Set problem:
Return every line of the data below that includes the string "destination".

Provided information:

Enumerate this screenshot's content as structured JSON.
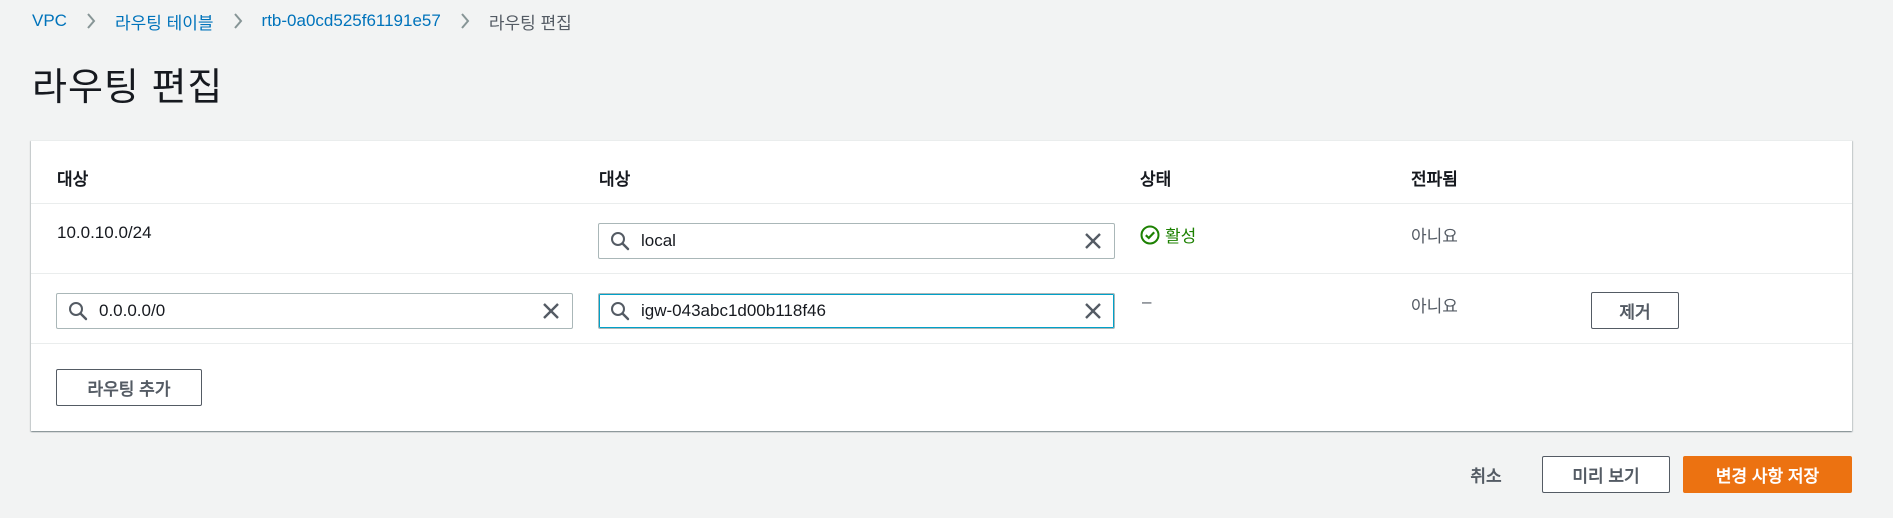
{
  "breadcrumb": {
    "items": [
      "VPC",
      "라우팅 테이블",
      "rtb-0a0cd525f61191e57"
    ],
    "current": "라우팅 편집"
  },
  "page_title": "라우팅 편집",
  "table": {
    "headers": {
      "destination": "대상",
      "target": "대상",
      "status": "상태",
      "propagated": "전파됨"
    },
    "rows": [
      {
        "destination": "10.0.10.0/24",
        "target": "local",
        "status": "활성",
        "propagated": "아니요"
      },
      {
        "destination": "0.0.0.0/0",
        "target": "igw-043abc1d00b118f46",
        "status": "–",
        "propagated": "아니요",
        "remove_label": "제거"
      }
    ],
    "add_route_label": "라우팅 추가"
  },
  "footer": {
    "cancel_label": "취소",
    "preview_label": "미리 보기",
    "save_label": "변경 사항 저장"
  },
  "colors": {
    "link": "#0073bb",
    "primary": "#ec7211",
    "success": "#1d8102",
    "background": "#f2f3f3"
  },
  "icons": {
    "breadcrumb_separator": "chevron-right-icon",
    "search": "search-icon",
    "clear": "close-icon",
    "status_ok": "check-circle-icon"
  }
}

The completed task:
      "destination": "대상",
        "destination": "10.0.10.0/24",
        "destination": "0.0.0.0/0",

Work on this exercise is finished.